--- Start of PASSAGE TO READ ---

There’s More to Green than Money

I want to talk about ways to reduce waste in a typical fashion design office/studio. I have some ideas, but I would love this to jumpstart a discussion to brainstorm even more ideas.

Product Development:
–here’s the most green thing a designer can do: make quality items. pick solid materials. perfect your patterns. sew them right.* make things people will buy and wear and keep and wear again and again instead of tossing them into landfills because it was cheap swill that didn’t last two parties.

–fitting notes can be input directly into your spec file on a laptop or a computer in the same room as the fitting instead of printing out multiple copies of multiple page spec packs (this is also a huge timesaver).

–keep scraps from samples for embellishment sew-outs (for example, if you continue to embroider on denim as part of your line’s signature, you can take large** denim scraps to your embroiderer and ask them to use them for your sew-outs).

--- End of PASSAGE TO READ ---

### AIM OF THE TASK
List each waste-reducing idea the post on fashion design offices gives under "Product Development:". The lines after this text aren't needed.

--- Start of EXTRACTED ENTRIES ---

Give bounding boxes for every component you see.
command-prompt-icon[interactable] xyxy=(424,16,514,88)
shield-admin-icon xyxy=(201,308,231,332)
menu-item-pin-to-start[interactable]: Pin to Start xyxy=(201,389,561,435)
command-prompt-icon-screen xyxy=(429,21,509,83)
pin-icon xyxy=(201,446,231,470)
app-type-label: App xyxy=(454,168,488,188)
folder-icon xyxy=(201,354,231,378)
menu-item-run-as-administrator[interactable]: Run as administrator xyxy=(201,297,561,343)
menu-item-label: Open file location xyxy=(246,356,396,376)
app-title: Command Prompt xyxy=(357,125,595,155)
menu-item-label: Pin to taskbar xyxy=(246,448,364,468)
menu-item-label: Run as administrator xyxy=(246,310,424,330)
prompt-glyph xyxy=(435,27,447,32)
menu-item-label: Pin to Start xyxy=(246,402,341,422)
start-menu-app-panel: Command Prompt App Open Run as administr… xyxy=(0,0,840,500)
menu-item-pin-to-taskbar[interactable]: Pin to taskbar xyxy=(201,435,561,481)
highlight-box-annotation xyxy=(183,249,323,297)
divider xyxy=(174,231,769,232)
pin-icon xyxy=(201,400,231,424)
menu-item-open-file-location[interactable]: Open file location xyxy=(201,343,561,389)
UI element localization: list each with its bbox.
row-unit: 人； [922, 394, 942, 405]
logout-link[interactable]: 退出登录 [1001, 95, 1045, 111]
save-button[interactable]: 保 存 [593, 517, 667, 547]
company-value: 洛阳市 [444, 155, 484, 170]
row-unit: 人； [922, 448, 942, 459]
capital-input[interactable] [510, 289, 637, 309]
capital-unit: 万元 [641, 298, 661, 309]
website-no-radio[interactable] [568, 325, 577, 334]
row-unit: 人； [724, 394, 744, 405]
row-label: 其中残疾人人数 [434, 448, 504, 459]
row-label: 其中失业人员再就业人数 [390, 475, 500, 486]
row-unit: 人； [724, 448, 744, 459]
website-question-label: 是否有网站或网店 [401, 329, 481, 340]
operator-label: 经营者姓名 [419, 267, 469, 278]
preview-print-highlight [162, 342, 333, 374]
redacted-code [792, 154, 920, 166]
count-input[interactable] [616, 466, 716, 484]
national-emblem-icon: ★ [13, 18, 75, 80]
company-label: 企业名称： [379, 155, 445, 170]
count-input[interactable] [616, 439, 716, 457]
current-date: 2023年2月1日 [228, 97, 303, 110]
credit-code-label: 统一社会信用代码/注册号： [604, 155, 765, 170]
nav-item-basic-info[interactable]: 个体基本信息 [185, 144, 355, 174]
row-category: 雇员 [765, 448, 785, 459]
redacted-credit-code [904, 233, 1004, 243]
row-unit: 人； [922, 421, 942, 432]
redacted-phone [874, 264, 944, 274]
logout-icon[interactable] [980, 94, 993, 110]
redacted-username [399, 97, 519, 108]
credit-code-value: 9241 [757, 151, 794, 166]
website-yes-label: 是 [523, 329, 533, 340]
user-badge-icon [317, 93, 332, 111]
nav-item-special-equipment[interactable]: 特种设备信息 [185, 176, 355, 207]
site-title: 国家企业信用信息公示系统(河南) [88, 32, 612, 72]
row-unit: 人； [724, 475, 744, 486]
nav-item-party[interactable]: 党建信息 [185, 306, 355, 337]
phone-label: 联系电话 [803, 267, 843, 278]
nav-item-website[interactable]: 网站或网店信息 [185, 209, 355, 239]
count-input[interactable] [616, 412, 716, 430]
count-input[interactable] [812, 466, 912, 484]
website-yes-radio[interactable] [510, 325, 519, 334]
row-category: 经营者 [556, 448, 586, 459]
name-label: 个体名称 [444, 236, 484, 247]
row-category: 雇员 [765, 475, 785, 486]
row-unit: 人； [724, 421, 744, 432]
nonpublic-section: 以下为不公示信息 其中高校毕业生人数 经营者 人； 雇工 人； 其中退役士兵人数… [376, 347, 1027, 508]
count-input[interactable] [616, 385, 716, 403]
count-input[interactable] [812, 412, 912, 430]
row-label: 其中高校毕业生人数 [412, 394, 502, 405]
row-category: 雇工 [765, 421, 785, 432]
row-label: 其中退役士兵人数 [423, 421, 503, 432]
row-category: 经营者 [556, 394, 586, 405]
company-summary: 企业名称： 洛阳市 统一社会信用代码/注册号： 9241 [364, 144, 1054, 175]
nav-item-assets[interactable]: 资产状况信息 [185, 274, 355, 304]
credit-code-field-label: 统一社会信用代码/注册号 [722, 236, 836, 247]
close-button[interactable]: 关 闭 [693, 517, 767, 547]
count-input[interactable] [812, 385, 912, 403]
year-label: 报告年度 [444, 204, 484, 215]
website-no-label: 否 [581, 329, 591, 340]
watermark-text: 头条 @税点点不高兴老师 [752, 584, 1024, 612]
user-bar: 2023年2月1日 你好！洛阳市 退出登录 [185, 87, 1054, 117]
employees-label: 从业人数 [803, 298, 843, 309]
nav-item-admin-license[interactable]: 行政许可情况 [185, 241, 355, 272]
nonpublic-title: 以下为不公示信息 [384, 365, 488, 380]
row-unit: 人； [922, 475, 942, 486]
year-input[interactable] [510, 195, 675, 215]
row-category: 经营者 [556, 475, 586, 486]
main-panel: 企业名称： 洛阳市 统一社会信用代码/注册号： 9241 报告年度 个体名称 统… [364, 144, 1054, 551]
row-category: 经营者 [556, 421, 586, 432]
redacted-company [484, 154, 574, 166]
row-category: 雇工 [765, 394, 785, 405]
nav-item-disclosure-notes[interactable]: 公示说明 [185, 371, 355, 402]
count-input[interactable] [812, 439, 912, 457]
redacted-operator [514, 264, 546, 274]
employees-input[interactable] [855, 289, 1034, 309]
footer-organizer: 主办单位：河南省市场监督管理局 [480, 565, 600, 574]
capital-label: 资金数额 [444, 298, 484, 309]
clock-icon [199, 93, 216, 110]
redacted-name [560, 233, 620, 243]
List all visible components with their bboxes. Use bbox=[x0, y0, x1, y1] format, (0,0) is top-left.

--- End of EXTRACTED ENTRIES ---
--- Start of EXTRACTED ENTRIES ---

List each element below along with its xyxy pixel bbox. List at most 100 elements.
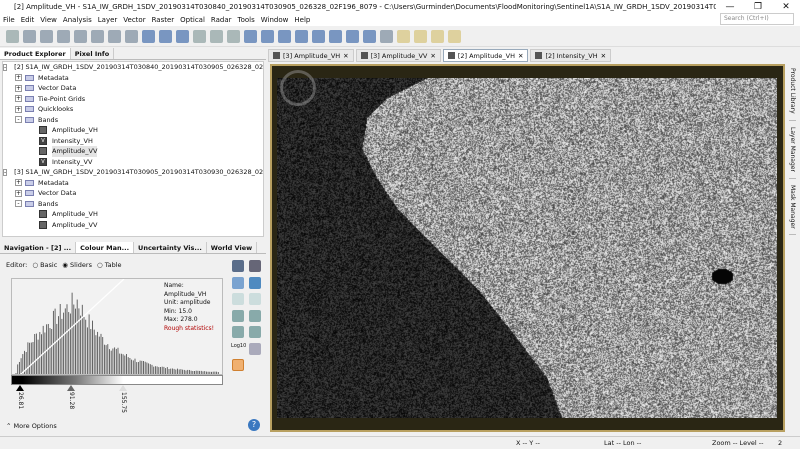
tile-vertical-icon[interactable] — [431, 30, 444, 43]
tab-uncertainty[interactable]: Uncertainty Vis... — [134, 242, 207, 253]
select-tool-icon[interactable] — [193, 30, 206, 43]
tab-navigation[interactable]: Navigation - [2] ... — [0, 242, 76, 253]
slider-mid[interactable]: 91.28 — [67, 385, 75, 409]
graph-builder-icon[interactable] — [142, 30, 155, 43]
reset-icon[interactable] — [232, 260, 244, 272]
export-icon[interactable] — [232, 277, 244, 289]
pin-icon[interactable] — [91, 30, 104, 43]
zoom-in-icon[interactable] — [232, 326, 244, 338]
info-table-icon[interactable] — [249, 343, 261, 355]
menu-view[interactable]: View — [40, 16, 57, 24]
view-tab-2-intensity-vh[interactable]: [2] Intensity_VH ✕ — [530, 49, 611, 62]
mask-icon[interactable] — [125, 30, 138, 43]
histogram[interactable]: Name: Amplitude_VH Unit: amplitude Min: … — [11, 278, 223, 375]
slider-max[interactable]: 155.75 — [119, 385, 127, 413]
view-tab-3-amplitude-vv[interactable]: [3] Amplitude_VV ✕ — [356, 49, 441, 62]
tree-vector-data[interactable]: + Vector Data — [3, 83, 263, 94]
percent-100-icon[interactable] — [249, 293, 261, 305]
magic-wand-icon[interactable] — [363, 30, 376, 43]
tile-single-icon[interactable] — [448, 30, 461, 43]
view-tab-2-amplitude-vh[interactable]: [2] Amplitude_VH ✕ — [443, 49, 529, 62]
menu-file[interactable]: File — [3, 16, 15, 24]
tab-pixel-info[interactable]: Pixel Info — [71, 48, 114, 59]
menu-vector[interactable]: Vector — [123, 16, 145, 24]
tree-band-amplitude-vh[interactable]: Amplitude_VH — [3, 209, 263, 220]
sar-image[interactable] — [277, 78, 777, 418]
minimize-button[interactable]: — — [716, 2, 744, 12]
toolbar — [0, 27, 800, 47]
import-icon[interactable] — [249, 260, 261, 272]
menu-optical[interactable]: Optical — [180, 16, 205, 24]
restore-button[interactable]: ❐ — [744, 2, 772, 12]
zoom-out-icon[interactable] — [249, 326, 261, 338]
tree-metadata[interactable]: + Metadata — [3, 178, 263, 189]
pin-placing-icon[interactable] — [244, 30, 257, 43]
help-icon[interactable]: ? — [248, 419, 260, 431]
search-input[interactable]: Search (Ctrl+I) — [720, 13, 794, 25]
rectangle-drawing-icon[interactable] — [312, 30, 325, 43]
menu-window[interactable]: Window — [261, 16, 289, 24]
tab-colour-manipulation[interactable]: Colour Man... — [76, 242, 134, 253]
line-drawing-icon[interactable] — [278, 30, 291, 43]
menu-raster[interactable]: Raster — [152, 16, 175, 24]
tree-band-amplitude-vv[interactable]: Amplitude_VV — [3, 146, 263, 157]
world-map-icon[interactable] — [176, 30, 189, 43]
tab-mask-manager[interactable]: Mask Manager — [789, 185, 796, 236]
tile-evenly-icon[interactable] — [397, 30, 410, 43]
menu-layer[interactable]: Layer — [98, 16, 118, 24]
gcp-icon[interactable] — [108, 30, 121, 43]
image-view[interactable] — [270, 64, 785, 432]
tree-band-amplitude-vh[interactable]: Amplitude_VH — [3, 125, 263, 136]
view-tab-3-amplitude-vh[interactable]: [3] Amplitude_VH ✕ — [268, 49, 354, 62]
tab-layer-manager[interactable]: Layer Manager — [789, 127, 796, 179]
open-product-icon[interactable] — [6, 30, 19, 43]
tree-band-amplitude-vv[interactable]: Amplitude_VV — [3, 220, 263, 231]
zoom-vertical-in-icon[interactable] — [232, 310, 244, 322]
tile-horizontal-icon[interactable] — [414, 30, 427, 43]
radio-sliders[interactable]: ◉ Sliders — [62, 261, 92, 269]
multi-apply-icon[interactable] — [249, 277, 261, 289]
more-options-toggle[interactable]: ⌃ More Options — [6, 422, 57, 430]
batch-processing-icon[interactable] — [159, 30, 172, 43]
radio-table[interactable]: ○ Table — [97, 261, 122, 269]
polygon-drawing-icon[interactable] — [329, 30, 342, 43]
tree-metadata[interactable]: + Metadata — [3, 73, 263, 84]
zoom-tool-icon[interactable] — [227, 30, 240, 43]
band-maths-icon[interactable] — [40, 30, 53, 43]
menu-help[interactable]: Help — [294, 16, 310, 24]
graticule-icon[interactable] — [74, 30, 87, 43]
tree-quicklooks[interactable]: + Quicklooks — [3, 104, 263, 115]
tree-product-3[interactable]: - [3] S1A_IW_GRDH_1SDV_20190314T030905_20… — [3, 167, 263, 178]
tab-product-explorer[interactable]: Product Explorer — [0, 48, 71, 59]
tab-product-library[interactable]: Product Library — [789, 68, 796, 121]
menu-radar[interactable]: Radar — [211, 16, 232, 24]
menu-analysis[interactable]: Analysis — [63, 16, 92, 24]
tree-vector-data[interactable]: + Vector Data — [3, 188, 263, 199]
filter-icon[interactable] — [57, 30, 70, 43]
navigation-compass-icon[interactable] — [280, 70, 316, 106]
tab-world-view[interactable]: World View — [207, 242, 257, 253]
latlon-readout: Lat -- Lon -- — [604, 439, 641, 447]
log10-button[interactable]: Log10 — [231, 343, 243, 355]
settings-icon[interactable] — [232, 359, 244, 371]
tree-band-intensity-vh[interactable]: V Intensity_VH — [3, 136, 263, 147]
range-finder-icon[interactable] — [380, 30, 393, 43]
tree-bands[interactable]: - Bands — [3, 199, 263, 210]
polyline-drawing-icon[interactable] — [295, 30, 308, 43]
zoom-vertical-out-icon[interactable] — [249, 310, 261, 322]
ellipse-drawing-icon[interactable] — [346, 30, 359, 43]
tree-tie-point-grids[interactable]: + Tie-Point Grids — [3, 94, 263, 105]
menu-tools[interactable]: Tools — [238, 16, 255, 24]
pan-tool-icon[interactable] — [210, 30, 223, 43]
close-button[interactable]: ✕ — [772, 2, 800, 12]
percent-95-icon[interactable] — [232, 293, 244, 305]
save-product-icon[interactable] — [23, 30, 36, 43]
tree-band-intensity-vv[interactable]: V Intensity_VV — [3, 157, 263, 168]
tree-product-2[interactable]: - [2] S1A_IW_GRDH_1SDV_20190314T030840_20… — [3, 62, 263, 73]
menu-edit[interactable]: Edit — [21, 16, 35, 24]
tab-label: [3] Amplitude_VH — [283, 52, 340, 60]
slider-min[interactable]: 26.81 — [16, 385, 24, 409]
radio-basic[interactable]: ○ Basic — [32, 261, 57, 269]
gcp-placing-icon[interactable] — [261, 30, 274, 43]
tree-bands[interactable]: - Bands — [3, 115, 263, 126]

--- End of EXTRACTED ENTRIES ---

### COMPLETE RESPONSE
- Make quality items: pick solid materials, perfect your patterns and sew them right, so people buy, wear and keep them instead of tossing them into landfills.
- Input fitting notes directly into your spec file on a laptop or computer in the fitting room instead of printing multiple copies of multi-page spec packs.
- Keep scraps from samples for embellishment sew-outs, for example by taking large denim scraps to your embroiderer to use for sew-outs.